REQUIREMENTS: Copy each line below in which the string "JSON" occurs.

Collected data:
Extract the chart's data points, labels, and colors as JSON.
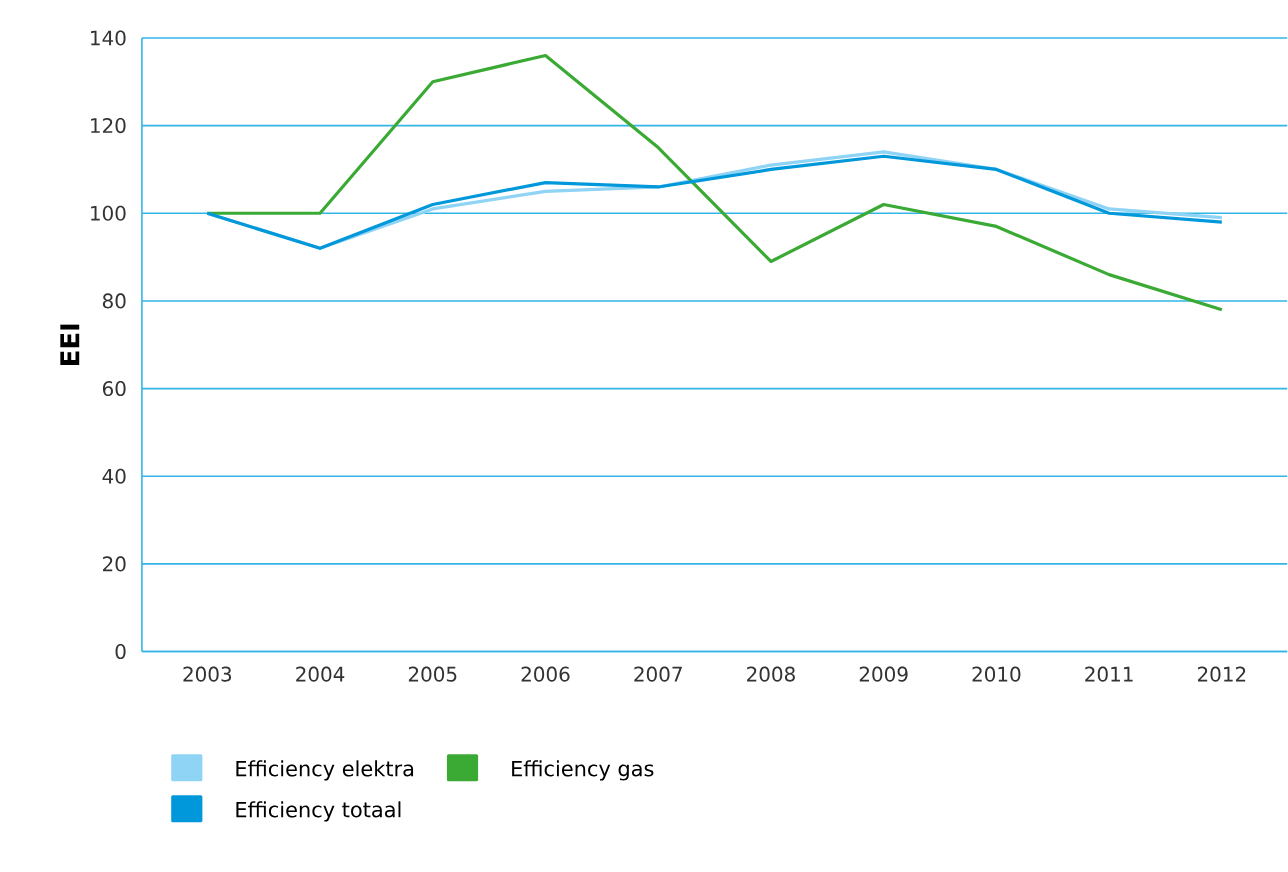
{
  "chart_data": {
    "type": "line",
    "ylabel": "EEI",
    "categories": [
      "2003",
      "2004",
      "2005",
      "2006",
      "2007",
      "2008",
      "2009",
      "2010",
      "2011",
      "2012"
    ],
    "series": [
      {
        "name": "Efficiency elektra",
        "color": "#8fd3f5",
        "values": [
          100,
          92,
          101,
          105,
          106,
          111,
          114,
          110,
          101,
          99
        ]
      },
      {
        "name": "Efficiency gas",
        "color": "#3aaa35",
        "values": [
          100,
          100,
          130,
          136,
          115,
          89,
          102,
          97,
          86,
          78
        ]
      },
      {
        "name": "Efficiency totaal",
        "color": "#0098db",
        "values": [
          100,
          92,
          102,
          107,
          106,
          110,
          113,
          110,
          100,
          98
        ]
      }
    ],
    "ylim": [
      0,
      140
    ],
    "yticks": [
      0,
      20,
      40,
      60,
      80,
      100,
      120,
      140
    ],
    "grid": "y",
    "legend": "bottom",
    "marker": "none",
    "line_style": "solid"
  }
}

...

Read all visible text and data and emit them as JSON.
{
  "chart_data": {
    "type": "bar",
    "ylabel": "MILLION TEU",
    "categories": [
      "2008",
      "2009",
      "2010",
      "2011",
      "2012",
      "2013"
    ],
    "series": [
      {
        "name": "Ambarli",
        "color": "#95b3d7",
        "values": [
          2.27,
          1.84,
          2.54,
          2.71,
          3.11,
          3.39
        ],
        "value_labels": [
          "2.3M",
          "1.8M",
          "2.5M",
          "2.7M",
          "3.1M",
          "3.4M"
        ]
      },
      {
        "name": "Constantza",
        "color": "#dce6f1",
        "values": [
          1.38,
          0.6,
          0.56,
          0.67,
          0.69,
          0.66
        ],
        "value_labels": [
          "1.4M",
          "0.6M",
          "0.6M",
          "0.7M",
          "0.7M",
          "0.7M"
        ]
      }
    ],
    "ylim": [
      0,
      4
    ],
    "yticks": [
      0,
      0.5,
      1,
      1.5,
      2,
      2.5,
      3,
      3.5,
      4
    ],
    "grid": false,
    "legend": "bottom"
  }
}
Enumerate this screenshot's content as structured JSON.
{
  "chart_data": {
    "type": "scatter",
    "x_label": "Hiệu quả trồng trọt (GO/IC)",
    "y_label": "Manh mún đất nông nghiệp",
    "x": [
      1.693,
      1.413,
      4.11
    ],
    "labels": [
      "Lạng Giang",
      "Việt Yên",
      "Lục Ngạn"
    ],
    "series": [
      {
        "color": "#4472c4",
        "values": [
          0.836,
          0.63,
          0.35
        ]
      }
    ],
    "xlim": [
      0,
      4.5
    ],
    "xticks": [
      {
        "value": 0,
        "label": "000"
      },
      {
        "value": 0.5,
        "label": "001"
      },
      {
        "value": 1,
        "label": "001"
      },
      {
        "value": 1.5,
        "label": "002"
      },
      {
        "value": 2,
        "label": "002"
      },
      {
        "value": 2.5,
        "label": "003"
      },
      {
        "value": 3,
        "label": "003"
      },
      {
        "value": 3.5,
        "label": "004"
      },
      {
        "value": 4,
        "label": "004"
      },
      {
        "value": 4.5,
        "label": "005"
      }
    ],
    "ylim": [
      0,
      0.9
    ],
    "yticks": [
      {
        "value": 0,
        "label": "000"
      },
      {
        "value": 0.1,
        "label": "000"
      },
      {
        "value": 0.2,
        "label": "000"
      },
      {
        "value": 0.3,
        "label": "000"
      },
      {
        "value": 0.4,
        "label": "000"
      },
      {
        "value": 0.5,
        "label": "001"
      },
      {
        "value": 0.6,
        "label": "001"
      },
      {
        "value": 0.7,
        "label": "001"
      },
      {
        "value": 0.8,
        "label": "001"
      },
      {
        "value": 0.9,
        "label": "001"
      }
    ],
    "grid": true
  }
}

==

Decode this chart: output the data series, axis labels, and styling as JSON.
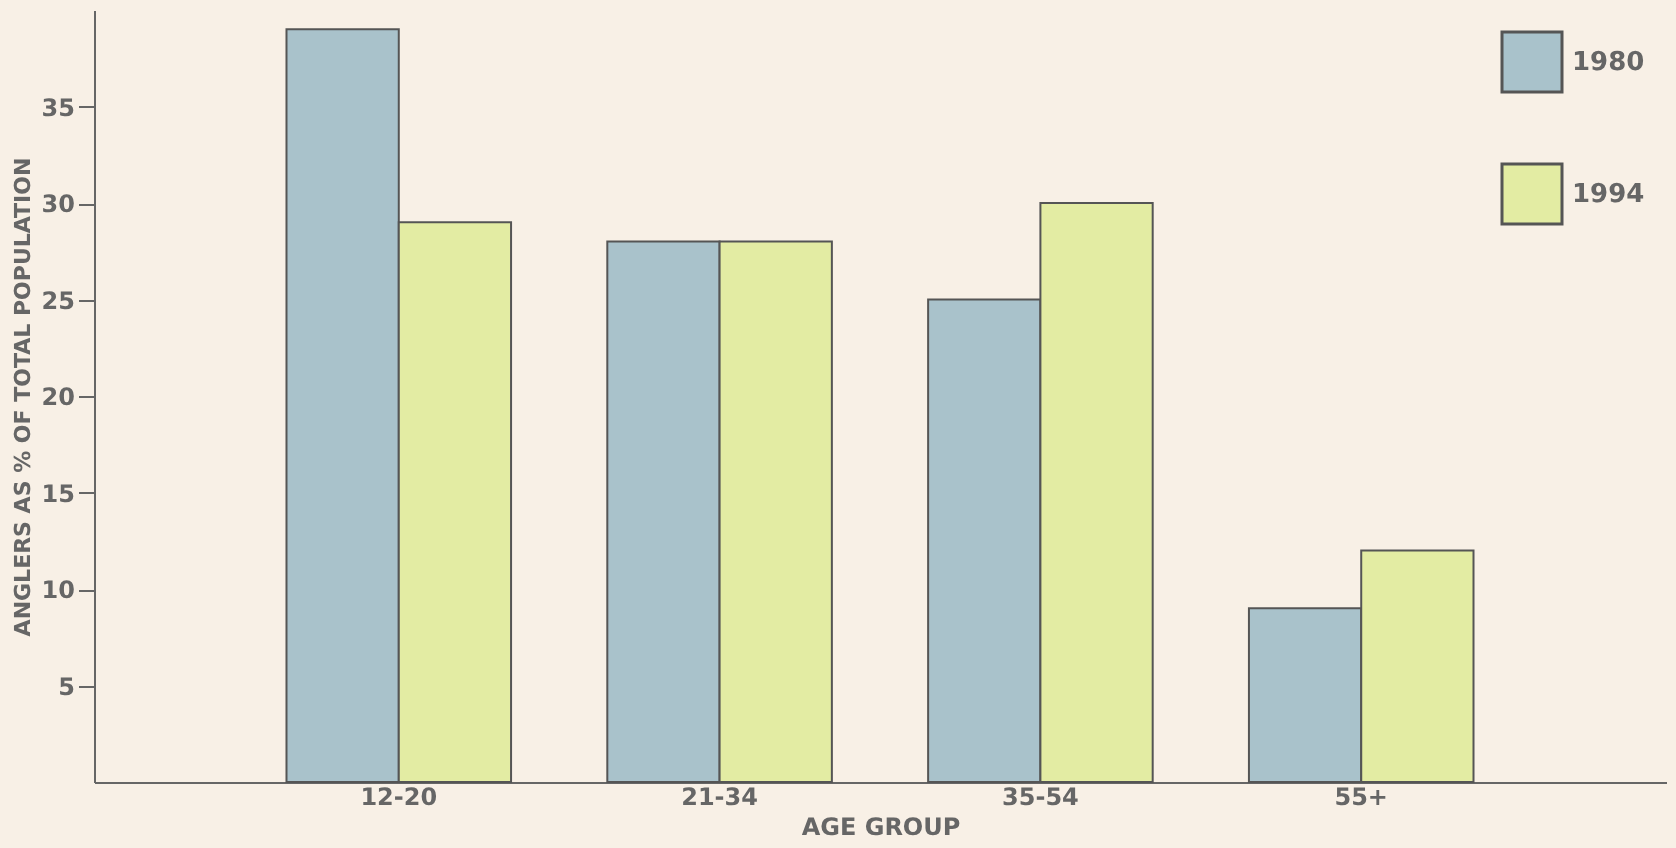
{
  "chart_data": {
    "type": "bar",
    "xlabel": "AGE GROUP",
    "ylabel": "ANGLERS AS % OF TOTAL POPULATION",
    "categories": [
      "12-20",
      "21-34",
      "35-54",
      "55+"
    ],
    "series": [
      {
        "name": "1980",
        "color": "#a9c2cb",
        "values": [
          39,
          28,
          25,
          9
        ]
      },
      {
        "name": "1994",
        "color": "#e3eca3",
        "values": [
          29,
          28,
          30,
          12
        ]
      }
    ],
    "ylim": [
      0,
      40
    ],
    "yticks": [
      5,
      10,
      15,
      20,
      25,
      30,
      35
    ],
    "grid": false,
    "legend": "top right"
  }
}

SOLVED EXERCISE:
Extract the chart's data points, labels, and colors as JSON.
Read all visible text and data and emit them as JSON.
Enumerate this screenshot's content as structured JSON.
Decode this chart: output the data series, axis labels, and styling as JSON.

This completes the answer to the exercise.